Exercises:
1: According to the operating plan, how much are general and administrative expenses expected to be over the next twelve months?
2: Summarize the operating plan in two sentences.
3: Using the operating plan, explain in one to three sentences why the company would have to consider payment in debt, equity or separately raised funds to close any strategic acquisition of mining sites.

In order to complete our plan of operations during the next 12 months, we estimate that approximately $1,296,000 in funds will be required. The source of such funds is anticipated to be from private placements of our securities. If we fail to obtain this amount, we may not be able to fully carry out our plan of operations. Assuming that we are able to obtain this amount, we believe we can satisfy our cash requirements during the next 12 months and begin to implement our business plan.

  

For the next twelve months, we intend to implement our business plan as follows:

 

  · Exploration and Development Expenses. During this period, we intend to, among other things, continue exploration and development of the mining sites. The exploration and development expenses are expected to be $50,000.
     
  · Possible Strategic Acquisition Opportunities. During this period, we intend to, among other things, consider possible strategic acquisitions of other possible mining sites. There are no monies budgeted for acquisitions over the next 12 months and if the Company does identify any possible strategic acquisition of any mining sites over the next 12 months, it will have to consider payment in debt, equity, by separately raised funds in addition to the minimum operational budgeted amounts for this specific purpose or some combination of all funding approaches to close on the acquisition(s).
     
  · General and Administrative Expenses. During this period, we intend to, among other things, hire additional staff to assist with operations which will increase the amount of salaries or consulting fees we pay as a part of general and administrative expenses. The general and administrative expenses are expected to be $1,246,000.

Data lines:
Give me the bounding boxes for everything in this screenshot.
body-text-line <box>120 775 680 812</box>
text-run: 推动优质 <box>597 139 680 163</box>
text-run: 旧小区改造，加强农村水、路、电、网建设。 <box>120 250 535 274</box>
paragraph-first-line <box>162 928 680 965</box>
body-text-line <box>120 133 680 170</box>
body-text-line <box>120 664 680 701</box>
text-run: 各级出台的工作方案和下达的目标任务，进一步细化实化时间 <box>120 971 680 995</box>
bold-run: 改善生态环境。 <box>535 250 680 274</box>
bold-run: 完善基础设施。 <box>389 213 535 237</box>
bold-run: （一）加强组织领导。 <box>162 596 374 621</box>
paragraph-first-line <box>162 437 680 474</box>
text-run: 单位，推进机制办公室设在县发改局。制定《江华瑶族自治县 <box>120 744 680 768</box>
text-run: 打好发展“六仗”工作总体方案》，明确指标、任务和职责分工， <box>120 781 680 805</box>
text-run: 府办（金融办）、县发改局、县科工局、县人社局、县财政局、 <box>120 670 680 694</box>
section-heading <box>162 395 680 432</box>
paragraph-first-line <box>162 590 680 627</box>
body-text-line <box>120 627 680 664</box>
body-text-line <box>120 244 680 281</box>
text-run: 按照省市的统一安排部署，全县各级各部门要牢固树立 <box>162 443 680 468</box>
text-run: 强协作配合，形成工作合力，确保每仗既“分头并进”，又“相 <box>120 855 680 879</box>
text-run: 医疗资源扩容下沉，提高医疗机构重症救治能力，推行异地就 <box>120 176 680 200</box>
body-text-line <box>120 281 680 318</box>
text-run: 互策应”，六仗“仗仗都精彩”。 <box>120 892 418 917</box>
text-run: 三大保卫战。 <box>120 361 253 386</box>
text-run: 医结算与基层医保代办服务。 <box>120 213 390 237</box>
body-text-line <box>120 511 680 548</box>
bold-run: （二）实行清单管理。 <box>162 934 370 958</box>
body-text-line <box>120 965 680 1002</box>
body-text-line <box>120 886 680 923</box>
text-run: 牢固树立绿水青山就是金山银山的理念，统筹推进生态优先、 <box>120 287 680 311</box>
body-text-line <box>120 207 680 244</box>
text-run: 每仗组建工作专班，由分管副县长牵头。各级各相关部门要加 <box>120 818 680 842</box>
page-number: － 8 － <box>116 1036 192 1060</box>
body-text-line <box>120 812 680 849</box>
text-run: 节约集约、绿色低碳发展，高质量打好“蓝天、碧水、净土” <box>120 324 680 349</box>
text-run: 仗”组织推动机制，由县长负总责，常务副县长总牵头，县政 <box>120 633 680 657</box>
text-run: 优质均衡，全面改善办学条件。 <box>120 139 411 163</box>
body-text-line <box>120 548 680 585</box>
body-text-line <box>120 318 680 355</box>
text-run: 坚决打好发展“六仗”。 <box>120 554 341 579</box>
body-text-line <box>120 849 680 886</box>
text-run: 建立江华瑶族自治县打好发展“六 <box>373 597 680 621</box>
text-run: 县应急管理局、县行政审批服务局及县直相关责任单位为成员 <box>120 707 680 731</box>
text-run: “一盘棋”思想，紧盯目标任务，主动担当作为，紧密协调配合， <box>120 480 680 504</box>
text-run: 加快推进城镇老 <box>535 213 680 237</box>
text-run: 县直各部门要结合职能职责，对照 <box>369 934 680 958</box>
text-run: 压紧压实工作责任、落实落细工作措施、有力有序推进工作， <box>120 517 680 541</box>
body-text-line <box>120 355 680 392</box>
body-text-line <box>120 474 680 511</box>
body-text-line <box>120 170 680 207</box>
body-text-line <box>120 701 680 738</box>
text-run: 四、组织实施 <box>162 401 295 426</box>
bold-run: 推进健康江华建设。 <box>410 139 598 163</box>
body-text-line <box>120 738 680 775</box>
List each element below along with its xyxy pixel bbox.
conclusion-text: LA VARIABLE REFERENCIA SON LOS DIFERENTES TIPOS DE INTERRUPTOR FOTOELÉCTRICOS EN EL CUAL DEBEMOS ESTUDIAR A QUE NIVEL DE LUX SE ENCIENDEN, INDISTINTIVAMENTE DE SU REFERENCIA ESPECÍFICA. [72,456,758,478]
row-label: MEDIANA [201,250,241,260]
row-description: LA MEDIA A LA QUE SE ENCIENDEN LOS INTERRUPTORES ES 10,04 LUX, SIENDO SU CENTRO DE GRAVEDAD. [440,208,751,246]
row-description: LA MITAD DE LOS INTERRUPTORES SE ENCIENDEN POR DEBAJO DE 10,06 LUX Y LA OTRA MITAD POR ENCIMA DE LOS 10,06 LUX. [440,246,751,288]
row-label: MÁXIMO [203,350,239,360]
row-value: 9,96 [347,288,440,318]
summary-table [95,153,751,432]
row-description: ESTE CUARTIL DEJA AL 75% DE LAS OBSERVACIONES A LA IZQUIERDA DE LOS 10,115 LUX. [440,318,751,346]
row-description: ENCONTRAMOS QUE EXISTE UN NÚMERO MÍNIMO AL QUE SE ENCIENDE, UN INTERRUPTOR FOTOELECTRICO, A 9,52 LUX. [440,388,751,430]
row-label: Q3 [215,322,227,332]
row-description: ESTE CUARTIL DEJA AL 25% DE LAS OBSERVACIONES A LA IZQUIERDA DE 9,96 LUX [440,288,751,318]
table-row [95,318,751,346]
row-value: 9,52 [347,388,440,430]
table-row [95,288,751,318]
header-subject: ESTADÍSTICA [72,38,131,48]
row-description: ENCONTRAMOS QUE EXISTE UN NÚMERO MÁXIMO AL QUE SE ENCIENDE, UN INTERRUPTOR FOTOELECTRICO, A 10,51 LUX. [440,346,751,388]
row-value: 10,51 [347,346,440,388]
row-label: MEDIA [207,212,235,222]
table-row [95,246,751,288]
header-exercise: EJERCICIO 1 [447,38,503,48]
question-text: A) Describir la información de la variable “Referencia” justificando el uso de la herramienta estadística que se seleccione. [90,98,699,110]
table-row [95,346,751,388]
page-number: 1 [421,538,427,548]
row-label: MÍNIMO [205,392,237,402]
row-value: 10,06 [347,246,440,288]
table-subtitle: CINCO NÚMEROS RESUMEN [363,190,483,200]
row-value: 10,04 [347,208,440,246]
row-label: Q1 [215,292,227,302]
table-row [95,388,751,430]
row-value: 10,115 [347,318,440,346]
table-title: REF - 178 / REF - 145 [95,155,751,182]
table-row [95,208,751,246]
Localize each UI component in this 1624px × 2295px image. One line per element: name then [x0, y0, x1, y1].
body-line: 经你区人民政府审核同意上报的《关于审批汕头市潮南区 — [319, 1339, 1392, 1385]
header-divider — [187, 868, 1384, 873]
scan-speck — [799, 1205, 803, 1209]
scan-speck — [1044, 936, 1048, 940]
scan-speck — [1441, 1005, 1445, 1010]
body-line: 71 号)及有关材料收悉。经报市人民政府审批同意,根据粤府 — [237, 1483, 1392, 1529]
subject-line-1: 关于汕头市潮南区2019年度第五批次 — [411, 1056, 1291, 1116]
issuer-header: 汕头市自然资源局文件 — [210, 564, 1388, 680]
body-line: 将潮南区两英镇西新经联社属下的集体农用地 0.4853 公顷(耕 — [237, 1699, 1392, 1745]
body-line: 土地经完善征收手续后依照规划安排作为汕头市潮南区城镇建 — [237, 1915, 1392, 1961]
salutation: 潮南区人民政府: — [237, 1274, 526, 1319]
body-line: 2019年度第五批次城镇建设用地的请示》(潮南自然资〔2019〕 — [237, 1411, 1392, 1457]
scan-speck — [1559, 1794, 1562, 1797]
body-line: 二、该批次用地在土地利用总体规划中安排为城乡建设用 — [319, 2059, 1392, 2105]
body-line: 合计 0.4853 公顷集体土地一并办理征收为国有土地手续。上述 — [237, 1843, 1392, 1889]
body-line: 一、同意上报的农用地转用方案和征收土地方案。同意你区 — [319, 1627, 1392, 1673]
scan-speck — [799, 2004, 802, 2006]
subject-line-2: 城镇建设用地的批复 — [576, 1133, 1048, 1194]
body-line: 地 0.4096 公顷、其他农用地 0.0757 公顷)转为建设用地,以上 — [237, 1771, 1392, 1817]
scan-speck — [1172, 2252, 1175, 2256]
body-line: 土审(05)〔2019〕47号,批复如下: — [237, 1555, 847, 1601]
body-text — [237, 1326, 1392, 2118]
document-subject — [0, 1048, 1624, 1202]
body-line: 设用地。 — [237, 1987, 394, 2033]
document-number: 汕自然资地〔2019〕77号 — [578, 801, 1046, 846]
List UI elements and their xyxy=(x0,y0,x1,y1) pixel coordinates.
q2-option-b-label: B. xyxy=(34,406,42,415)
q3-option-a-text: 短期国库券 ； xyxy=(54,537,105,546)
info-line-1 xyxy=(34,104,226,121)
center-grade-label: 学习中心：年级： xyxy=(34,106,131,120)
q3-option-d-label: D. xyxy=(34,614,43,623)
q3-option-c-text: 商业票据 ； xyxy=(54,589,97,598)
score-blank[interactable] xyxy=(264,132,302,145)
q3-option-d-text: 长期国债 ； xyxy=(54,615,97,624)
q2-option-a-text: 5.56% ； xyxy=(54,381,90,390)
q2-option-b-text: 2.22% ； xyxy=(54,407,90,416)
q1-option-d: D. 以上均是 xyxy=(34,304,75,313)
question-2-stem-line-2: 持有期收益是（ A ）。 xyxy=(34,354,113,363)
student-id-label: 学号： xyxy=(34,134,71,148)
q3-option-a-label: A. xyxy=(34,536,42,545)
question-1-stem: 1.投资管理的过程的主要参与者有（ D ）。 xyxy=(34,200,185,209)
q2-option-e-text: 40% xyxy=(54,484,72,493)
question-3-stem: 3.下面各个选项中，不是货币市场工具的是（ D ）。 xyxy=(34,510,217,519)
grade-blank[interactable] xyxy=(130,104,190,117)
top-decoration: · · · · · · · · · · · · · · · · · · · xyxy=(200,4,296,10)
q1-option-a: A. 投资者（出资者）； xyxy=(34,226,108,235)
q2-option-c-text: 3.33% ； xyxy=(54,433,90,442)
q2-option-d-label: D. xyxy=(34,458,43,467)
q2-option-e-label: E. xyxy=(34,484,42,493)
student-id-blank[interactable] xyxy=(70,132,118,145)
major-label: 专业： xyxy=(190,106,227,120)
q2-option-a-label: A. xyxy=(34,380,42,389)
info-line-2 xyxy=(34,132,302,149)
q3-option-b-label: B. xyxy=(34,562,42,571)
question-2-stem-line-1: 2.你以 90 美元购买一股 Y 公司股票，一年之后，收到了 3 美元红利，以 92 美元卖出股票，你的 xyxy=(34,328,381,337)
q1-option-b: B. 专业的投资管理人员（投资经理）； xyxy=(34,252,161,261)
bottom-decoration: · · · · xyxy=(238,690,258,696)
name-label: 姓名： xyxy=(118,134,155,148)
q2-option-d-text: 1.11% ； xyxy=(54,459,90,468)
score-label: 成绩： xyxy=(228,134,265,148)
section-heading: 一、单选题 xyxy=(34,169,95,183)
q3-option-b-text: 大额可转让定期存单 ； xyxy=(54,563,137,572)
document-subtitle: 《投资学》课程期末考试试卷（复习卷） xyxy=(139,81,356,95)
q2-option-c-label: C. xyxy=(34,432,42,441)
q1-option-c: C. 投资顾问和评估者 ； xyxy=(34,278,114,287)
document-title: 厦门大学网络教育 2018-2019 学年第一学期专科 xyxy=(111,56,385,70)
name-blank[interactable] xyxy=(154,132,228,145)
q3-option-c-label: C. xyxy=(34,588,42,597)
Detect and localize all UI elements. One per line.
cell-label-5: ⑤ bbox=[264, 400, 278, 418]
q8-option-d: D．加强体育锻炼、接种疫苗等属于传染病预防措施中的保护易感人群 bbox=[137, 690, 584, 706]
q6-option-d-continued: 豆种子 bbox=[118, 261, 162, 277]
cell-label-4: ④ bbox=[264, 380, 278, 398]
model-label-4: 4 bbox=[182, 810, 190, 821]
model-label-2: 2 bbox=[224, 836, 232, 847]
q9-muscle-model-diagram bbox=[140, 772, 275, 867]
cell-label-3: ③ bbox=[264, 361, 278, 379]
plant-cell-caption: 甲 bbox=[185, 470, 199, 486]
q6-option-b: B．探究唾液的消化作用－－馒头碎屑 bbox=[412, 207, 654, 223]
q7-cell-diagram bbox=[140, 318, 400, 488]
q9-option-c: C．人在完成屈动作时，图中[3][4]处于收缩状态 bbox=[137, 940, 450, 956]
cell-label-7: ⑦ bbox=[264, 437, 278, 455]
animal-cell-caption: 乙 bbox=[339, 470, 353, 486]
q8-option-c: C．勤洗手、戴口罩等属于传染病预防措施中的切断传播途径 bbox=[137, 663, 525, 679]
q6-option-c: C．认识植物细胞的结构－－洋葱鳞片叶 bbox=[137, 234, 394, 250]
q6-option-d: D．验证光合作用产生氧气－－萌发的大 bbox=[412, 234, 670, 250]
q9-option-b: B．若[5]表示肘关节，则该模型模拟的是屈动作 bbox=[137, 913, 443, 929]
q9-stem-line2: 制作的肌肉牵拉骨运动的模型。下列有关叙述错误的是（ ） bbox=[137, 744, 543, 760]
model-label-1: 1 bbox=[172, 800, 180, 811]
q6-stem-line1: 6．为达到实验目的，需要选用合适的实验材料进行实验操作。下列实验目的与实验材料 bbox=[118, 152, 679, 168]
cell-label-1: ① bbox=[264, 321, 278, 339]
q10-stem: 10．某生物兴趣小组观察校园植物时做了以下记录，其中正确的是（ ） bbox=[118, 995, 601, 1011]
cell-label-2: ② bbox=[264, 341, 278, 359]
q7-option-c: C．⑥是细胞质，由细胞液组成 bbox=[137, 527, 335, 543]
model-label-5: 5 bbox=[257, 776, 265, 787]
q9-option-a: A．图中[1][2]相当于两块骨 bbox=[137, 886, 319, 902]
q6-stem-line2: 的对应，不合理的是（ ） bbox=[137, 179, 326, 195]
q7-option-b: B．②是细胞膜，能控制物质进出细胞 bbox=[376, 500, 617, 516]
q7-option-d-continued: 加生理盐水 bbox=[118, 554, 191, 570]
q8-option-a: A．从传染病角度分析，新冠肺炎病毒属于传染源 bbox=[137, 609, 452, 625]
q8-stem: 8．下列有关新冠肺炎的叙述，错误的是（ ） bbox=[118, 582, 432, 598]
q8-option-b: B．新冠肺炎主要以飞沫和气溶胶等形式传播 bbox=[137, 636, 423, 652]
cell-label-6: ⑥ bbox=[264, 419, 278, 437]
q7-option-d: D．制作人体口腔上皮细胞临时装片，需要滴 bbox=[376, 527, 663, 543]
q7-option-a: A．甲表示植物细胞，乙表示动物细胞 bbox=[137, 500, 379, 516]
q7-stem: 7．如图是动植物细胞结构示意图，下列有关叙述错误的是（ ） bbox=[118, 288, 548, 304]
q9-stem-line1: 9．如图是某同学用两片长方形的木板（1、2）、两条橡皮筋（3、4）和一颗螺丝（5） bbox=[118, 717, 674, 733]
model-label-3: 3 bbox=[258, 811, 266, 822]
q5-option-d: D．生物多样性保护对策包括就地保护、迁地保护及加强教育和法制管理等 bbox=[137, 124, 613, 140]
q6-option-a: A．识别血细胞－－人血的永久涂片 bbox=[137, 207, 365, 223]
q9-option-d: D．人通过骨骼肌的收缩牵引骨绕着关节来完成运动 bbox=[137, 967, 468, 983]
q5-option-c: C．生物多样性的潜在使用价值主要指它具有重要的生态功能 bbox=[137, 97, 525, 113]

The solutions:
1: $1,246,000

2: The company estimates that about $1,296,000, expected to come from private placements of its securities, will be needed to complete its plan of operations over the next 12 months, and without this amount it may not be able to fully carry out that plan. The plan calls for $50,000 for continued exploration and development of the mining sites and $1,246,000 for general and administrative expenses, including hiring additional staff, while strategic acquisitions of other mining sites will be considered but have no budgeted funds.

3: No monies are budgeted for acquisitions over the next 12 months. Any acquisition the company identifies would therefore have to be paid for through debt, equity, funds raised separately beyond the minimum operational budget, or some combination of these.